──────── Material provided

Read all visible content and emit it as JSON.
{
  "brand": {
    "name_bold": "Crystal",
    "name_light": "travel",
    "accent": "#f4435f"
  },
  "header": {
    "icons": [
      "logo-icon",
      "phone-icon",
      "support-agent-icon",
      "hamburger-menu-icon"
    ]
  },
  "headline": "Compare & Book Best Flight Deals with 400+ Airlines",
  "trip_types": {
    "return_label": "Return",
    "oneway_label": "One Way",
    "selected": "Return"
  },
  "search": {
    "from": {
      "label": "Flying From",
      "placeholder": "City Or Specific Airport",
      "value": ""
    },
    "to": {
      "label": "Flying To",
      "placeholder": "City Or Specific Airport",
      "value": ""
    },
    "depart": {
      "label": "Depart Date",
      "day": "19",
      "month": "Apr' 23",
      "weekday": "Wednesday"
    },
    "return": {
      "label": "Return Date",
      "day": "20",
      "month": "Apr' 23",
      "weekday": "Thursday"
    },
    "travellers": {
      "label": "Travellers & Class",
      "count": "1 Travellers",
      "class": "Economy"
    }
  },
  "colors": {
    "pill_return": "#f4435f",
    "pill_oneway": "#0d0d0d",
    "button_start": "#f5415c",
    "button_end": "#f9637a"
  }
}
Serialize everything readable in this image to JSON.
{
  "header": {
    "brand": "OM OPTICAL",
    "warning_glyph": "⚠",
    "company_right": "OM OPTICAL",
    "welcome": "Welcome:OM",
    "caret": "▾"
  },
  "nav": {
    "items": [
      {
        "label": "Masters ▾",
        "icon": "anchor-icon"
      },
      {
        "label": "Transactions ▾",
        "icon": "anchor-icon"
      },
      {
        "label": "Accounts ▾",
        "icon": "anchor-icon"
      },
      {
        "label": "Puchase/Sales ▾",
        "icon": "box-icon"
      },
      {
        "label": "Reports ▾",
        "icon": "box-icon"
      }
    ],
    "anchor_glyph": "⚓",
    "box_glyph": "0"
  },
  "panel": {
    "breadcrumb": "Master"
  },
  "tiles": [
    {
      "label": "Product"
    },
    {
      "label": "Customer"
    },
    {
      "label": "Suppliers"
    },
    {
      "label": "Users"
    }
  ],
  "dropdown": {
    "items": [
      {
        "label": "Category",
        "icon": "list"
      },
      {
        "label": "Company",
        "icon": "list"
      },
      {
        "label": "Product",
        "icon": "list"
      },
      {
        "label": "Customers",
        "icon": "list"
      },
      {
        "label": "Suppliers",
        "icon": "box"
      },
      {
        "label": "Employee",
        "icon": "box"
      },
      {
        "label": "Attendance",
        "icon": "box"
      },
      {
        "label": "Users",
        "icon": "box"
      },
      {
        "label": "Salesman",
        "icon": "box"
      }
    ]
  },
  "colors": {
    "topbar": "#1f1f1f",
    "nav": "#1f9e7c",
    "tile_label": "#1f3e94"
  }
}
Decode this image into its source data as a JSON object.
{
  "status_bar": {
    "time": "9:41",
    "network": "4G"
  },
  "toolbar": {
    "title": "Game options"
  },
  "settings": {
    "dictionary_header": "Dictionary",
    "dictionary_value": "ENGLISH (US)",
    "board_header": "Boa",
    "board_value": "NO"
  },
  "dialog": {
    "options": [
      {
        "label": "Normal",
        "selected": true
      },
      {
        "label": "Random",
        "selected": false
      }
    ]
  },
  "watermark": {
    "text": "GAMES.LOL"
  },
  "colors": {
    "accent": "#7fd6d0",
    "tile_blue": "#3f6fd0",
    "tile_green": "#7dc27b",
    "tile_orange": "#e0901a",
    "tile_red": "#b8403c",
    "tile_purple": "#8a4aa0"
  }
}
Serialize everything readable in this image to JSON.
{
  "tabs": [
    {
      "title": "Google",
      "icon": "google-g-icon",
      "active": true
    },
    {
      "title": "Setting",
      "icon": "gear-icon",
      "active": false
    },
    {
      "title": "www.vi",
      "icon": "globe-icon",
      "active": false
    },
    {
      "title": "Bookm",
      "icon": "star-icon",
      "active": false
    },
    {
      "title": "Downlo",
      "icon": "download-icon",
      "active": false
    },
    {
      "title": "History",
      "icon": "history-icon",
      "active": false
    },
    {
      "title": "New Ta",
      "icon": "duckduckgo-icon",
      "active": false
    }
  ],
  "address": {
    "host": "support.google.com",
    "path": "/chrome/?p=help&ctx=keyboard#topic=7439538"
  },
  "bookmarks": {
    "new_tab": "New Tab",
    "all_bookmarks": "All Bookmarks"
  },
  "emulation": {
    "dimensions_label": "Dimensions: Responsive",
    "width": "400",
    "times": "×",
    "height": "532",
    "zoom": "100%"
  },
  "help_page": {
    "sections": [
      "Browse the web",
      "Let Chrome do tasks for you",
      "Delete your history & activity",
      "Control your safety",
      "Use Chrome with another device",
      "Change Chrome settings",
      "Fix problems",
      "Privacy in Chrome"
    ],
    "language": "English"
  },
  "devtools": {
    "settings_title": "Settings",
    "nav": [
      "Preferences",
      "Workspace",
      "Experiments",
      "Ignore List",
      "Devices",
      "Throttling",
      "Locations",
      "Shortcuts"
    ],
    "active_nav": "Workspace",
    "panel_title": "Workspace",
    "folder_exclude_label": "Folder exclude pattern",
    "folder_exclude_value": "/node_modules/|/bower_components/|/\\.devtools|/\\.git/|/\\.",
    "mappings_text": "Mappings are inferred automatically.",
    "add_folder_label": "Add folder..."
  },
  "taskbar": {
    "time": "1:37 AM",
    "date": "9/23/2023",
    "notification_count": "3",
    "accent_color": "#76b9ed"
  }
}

────────────────

What is asked
Please restate the data word for word, every record included.

Response below
Read all visible content and emit it as JSON.
{
  "brand": {
    "name_bold": "Crystal",
    "name_light": "travel",
    "accent": "#f4435f"
  },
  "header": {
    "icons": [
      "logo-icon",
      "phone-icon",
      "support-agent-icon",
      "hamburger-menu-icon"
    ]
  },
  "headline": "Compare & Book Best Flight Deals with 400+ Airlines",
  "trip_types": {
    "return_label": "Return",
    "oneway_label": "One Way",
    "selected": "Return"
  },
  "search": {
    "from": {
      "label": "Flying From",
      "placeholder": "City Or Specific Airport",
      "value": ""
    },
    "to": {
      "label": "Flying To",
      "placeholder": "City Or Specific Airport",
      "value": ""
    },
    "depart": {
      "label": "Depart Date",
      "day": "19",
      "month": "Apr' 23",
      "weekday": "Wednesday"
    },
    "return": {
      "label": "Return Date",
      "day": "20",
      "month": "Apr' 23",
      "weekday": "Thursday"
    },
    "travellers": {
      "label": "Travellers & Class",
      "count": "1 Travellers",
      "class": "Economy"
    }
  },
  "colors": {
    "pill_return": "#f4435f",
    "pill_oneway": "#0d0d0d",
    "button_start": "#f5415c",
    "button_end": "#f9637a"
  }
}
Serialize everything readable in this image to JSON.
{
  "header": {
    "brand": "OM OPTICAL",
    "warning_glyph": "⚠",
    "company_right": "OM OPTICAL",
    "welcome": "Welcome:OM",
    "caret": "▾"
  },
  "nav": {
    "items": [
      {
        "label": "Masters ▾",
        "icon": "anchor-icon"
      },
      {
        "label": "Transactions ▾",
        "icon": "anchor-icon"
      },
      {
        "label": "Accounts ▾",
        "icon": "anchor-icon"
      },
      {
        "label": "Puchase/Sales ▾",
        "icon": "box-icon"
      },
      {
        "label": "Reports ▾",
        "icon": "box-icon"
      }
    ],
    "anchor_glyph": "⚓",
    "box_glyph": "0"
  },
  "panel": {
    "breadcrumb": "Master"
  },
  "tiles": [
    {
      "label": "Product"
    },
    {
      "label": "Customer"
    },
    {
      "label": "Suppliers"
    },
    {
      "label": "Users"
    }
  ],
  "dropdown": {
    "items": [
      {
        "label": "Category",
        "icon": "list"
      },
      {
        "label": "Company",
        "icon": "list"
      },
      {
        "label": "Product",
        "icon": "list"
      },
      {
        "label": "Customers",
        "icon": "list"
      },
      {
        "label": "Suppliers",
        "icon": "box"
      },
      {
        "label": "Employee",
        "icon": "box"
      },
      {
        "label": "Attendance",
        "icon": "box"
      },
      {
        "label": "Users",
        "icon": "box"
      },
      {
        "label": "Salesman",
        "icon": "box"
      }
    ]
  },
  "colors": {
    "topbar": "#1f1f1f",
    "nav": "#1f9e7c",
    "tile_label": "#1f3e94"
  }
}
Decode this image into its source data as a JSON object.
{
  "status_bar": {
    "time": "9:41",
    "network": "4G"
  },
  "toolbar": {
    "title": "Game options"
  },
  "settings": {
    "dictionary_header": "Dictionary",
    "dictionary_value": "ENGLISH (US)",
    "board_header": "Boa",
    "board_value": "NO"
  },
  "dialog": {
    "options": [
      {
        "label": "Normal",
        "selected": true
      },
      {
        "label": "Random",
        "selected": false
      }
    ]
  },
  "watermark": {
    "text": "GAMES.LOL"
  },
  "colors": {
    "accent": "#7fd6d0",
    "tile_blue": "#3f6fd0",
    "tile_green": "#7dc27b",
    "tile_orange": "#e0901a",
    "tile_red": "#b8403c",
    "tile_purple": "#8a4aa0"
  }
}
Serialize everything readable in this image to JSON.
{
  "tabs": [
    {
      "title": "Google",
      "icon": "google-g-icon",
      "active": true
    },
    {
      "title": "Setting",
      "icon": "gear-icon",
      "active": false
    },
    {
      "title": "www.vi",
      "icon": "globe-icon",
      "active": false
    },
    {
      "title": "Bookm",
      "icon": "star-icon",
      "active": false
    },
    {
      "title": "Downlo",
      "icon": "download-icon",
      "active": false
    },
    {
      "title": "History",
      "icon": "history-icon",
      "active": false
    },
    {
      "title": "New Ta",
      "icon": "duckduckgo-icon",
      "active": false
    }
  ],
  "address": {
    "host": "support.google.com",
    "path": "/chrome/?p=help&ctx=keyboard#topic=7439538"
  },
  "bookmarks": {
    "new_tab": "New Tab",
    "all_bookmarks": "All Bookmarks"
  },
  "emulation": {
    "dimensions_label": "Dimensions: Responsive",
    "width": "400",
    "times": "×",
    "height": "532",
    "zoom": "100%"
  },
  "help_page": {
    "sections": [
      "Browse the web",
      "Let Chrome do tasks for you",
      "Delete your history & activity",
      "Control your safety",
      "Use Chrome with another device",
      "Change Chrome settings",
      "Fix problems",
      "Privacy in Chrome"
    ],
    "language": "English"
  },
  "devtools": {
    "settings_title": "Settings",
    "nav": [
      "Preferences",
      "Workspace",
      "Experiments",
      "Ignore List",
      "Devices",
      "Throttling",
      "Locations",
      "Shortcuts"
    ],
    "active_nav": "Workspace",
    "panel_title": "Workspace",
    "folder_exclude_label": "Folder exclude pattern",
    "folder_exclude_value": "/node_modules/|/bower_components/|/\\.devtools|/\\.git/|/\\.",
    "mappings_text": "Mappings are inferred automatically.",
    "add_folder_label": "Add folder..."
  },
  "taskbar": {
    "time": "1:37 AM",
    "date": "9/23/2023",
    "notification_count": "3",
    "accent_color": "#76b9ed"
  }
}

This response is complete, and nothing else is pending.